(Figure data in JSON)
________

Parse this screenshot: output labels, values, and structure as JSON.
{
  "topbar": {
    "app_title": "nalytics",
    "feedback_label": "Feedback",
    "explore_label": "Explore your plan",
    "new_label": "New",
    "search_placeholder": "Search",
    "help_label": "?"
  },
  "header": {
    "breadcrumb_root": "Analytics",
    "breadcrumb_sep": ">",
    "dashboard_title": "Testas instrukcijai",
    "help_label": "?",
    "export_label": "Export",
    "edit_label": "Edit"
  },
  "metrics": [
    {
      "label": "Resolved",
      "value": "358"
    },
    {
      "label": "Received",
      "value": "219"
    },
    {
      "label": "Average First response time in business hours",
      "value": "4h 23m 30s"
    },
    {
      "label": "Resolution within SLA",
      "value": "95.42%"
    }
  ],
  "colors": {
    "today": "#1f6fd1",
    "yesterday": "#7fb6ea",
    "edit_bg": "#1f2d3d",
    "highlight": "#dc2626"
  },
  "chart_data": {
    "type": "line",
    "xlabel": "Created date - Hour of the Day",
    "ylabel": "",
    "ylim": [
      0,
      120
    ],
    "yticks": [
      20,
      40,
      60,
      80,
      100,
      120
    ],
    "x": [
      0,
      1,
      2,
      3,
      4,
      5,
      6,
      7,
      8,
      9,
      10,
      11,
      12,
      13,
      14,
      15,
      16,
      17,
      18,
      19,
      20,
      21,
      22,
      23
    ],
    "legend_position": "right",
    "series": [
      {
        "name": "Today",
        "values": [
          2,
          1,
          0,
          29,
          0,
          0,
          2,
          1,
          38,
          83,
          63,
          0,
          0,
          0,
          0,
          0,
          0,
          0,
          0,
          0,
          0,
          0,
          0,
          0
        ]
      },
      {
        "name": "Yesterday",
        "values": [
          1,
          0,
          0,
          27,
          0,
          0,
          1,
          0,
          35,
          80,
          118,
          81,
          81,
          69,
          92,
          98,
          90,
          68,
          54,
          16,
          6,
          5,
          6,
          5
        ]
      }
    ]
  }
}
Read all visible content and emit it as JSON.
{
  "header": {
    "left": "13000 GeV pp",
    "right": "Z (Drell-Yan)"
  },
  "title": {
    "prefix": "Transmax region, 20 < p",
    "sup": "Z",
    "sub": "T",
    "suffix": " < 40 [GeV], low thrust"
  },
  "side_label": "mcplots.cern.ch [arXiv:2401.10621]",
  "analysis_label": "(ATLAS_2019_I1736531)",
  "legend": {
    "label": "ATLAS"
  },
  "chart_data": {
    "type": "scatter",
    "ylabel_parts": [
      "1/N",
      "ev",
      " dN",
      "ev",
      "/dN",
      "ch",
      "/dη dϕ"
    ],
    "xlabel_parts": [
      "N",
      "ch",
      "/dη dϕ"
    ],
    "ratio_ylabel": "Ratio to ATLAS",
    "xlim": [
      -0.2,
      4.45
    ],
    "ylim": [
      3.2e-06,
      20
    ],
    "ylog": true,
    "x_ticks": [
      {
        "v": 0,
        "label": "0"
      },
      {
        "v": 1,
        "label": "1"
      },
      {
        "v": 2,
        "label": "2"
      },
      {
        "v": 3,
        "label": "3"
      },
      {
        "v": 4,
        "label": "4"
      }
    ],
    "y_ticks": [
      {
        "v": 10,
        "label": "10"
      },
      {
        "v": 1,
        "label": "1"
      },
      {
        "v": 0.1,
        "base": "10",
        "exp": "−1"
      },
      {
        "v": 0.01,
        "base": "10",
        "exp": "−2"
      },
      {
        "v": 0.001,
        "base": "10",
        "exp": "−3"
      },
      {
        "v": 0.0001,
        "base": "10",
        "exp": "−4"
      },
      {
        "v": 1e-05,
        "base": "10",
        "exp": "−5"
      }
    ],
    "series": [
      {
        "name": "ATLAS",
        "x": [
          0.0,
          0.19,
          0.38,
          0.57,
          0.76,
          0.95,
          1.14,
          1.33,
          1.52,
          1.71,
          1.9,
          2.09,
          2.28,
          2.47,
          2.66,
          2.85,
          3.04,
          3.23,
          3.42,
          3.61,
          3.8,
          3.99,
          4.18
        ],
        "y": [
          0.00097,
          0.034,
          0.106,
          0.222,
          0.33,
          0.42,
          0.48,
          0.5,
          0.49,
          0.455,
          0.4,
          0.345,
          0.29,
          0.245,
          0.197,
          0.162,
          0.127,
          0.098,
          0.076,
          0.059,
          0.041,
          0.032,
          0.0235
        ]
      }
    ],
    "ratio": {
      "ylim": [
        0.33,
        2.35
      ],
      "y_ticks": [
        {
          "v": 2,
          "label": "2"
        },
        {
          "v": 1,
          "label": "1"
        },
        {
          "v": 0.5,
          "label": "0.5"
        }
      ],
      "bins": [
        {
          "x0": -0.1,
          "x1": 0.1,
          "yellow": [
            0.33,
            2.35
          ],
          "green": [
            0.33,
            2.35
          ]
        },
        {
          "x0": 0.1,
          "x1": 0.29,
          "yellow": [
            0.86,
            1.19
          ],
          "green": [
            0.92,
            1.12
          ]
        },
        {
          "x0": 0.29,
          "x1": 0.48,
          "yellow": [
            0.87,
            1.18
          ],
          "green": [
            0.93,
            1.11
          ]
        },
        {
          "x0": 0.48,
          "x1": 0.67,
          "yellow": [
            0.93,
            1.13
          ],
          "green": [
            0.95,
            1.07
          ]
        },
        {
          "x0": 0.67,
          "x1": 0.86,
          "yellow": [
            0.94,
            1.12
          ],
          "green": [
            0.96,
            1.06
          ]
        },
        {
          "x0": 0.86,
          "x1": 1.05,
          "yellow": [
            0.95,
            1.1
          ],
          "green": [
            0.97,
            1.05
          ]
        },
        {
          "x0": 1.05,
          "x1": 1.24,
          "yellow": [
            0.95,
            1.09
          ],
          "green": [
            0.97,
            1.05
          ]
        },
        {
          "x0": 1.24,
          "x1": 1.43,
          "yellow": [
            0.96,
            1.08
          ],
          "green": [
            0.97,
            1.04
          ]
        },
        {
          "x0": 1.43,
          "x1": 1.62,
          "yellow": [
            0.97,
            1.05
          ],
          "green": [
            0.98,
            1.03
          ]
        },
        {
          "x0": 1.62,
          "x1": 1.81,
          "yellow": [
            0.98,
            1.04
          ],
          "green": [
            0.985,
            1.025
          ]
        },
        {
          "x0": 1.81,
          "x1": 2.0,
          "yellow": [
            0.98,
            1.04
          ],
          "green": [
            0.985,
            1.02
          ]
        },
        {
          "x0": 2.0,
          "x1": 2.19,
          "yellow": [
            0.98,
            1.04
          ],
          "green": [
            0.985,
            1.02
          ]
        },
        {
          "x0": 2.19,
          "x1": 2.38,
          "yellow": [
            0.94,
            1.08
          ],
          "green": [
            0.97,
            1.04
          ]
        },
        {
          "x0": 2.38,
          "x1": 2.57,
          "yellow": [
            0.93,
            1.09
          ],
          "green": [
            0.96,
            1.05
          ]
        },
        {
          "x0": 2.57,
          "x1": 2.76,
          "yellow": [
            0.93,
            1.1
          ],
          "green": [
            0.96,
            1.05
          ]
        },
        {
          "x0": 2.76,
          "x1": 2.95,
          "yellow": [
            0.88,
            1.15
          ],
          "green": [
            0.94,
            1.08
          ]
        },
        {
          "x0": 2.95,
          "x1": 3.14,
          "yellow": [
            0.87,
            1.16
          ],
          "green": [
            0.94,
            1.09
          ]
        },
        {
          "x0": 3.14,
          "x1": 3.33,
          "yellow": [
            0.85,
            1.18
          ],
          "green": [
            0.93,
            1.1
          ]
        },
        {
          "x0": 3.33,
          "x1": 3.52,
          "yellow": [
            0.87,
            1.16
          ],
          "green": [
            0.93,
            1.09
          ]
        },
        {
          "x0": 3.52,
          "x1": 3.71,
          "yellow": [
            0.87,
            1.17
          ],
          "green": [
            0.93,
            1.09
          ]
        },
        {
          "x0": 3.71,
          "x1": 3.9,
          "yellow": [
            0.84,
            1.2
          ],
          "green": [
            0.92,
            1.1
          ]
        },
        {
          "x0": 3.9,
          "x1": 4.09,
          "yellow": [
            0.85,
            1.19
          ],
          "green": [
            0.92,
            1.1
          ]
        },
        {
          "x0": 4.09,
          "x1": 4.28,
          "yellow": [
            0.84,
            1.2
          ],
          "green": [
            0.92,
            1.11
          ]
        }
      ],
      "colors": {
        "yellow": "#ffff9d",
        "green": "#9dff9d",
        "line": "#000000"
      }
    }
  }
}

________

» Instructions to follow: Give the number of lines above in which the word "name" occurs, with nothing else.

» Exercise result: 3